**AIM OF THE EXERCISE**
Output the full listing below exactly, without the pictures.

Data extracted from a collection
- - -

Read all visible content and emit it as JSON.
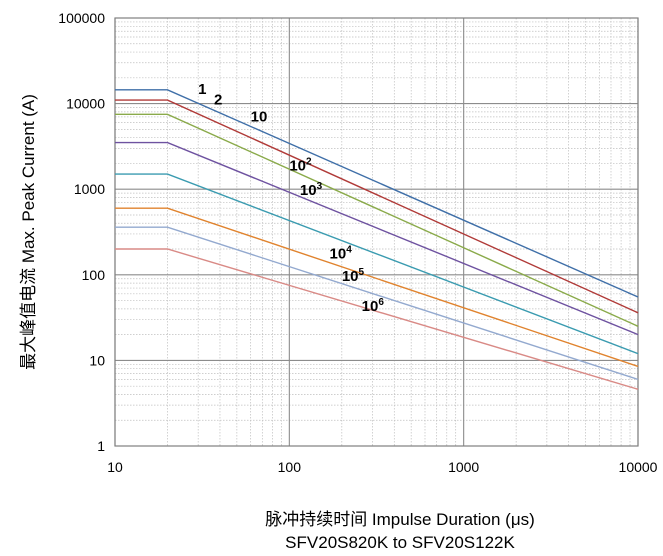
{
  "chart_data": {
    "type": "line",
    "xscale": "log",
    "yscale": "log",
    "xlim": [
      10,
      10000
    ],
    "ylim": [
      1,
      100000
    ],
    "xlabel": "脉冲持续时间 Impulse Duration (μs)",
    "xlabel2": "SFV20S820K to SFV20S122K",
    "ylabel": "最大峰值电流 Max. Peak Current (A)",
    "xticks": [
      "10",
      "100",
      "1000",
      "10000"
    ],
    "yticks": [
      "1",
      "10",
      "100",
      "1000",
      "10000",
      "100000"
    ],
    "grid": true,
    "series": [
      {
        "name": "1",
        "name_exp": "",
        "color": "#3f6fa8",
        "points": [
          [
            10,
            14500
          ],
          [
            20,
            14500
          ],
          [
            10000,
            55
          ]
        ]
      },
      {
        "name": "2",
        "name_exp": "",
        "color": "#b03a38",
        "points": [
          [
            10,
            11000
          ],
          [
            20,
            11000
          ],
          [
            10000,
            36
          ]
        ]
      },
      {
        "name": "10",
        "name_exp": "",
        "color": "#8aaa4a",
        "points": [
          [
            10,
            7500
          ],
          [
            20,
            7500
          ],
          [
            10000,
            25
          ]
        ]
      },
      {
        "name": "10",
        "name_exp": "2",
        "color": "#6e52a0",
        "points": [
          [
            10,
            3500
          ],
          [
            20,
            3500
          ],
          [
            10000,
            20
          ]
        ]
      },
      {
        "name": "10",
        "name_exp": "3",
        "color": "#3a9bb0",
        "points": [
          [
            10,
            1500
          ],
          [
            20,
            1500
          ],
          [
            10000,
            12
          ]
        ]
      },
      {
        "name": "10",
        "name_exp": "4",
        "color": "#e0832e",
        "points": [
          [
            10,
            600
          ],
          [
            20,
            600
          ],
          [
            10000,
            8.5
          ]
        ]
      },
      {
        "name": "10",
        "name_exp": "5",
        "color": "#93a9cf",
        "points": [
          [
            10,
            360
          ],
          [
            20,
            360
          ],
          [
            10000,
            6
          ]
        ]
      },
      {
        "name": "10",
        "name_exp": "6",
        "color": "#d98a86",
        "points": [
          [
            10,
            200
          ],
          [
            20,
            200
          ],
          [
            10000,
            4.6
          ]
        ]
      }
    ],
    "series_label_positions": [
      [
        30,
        13000
      ],
      [
        37,
        9800
      ],
      [
        60,
        6200
      ],
      [
        100,
        1650
      ],
      [
        115,
        860
      ],
      [
        170,
        155
      ],
      [
        200,
        85
      ],
      [
        260,
        38
      ]
    ]
  }
}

- - -

**RESPONSE BELOW**
Read all visible content and emit it as JSON.
{
  "chart_data": {
    "type": "line",
    "xscale": "log",
    "yscale": "log",
    "xlim": [
      10,
      10000
    ],
    "ylim": [
      1,
      100000
    ],
    "xlabel": "脉冲持续时间 Impulse Duration (μs)",
    "xlabel2": "SFV20S820K to SFV20S122K",
    "ylabel": "最大峰值电流 Max. Peak Current (A)",
    "xticks": [
      "10",
      "100",
      "1000",
      "10000"
    ],
    "yticks": [
      "1",
      "10",
      "100",
      "1000",
      "10000",
      "100000"
    ],
    "grid": true,
    "series": [
      {
        "name": "1",
        "name_exp": "",
        "color": "#3f6fa8",
        "points": [
          [
            10,
            14500
          ],
          [
            20,
            14500
          ],
          [
            10000,
            55
          ]
        ]
      },
      {
        "name": "2",
        "name_exp": "",
        "color": "#b03a38",
        "points": [
          [
            10,
            11000
          ],
          [
            20,
            11000
          ],
          [
            10000,
            36
          ]
        ]
      },
      {
        "name": "10",
        "name_exp": "",
        "color": "#8aaa4a",
        "points": [
          [
            10,
            7500
          ],
          [
            20,
            7500
          ],
          [
            10000,
            25
          ]
        ]
      },
      {
        "name": "10",
        "name_exp": "2",
        "color": "#6e52a0",
        "points": [
          [
            10,
            3500
          ],
          [
            20,
            3500
          ],
          [
            10000,
            20
          ]
        ]
      },
      {
        "name": "10",
        "name_exp": "3",
        "color": "#3a9bb0",
        "points": [
          [
            10,
            1500
          ],
          [
            20,
            1500
          ],
          [
            10000,
            12
          ]
        ]
      },
      {
        "name": "10",
        "name_exp": "4",
        "color": "#e0832e",
        "points": [
          [
            10,
            600
          ],
          [
            20,
            600
          ],
          [
            10000,
            8.5
          ]
        ]
      },
      {
        "name": "10",
        "name_exp": "5",
        "color": "#93a9cf",
        "points": [
          [
            10,
            360
          ],
          [
            20,
            360
          ],
          [
            10000,
            6
          ]
        ]
      },
      {
        "name": "10",
        "name_exp": "6",
        "color": "#d98a86",
        "points": [
          [
            10,
            200
          ],
          [
            20,
            200
          ],
          [
            10000,
            4.6
          ]
        ]
      }
    ],
    "series_label_positions": [
      [
        30,
        13000
      ],
      [
        37,
        9800
      ],
      [
        60,
        6200
      ],
      [
        100,
        1650
      ],
      [
        115,
        860
      ],
      [
        170,
        155
      ],
      [
        200,
        85
      ],
      [
        260,
        38
      ]
    ]
  }
}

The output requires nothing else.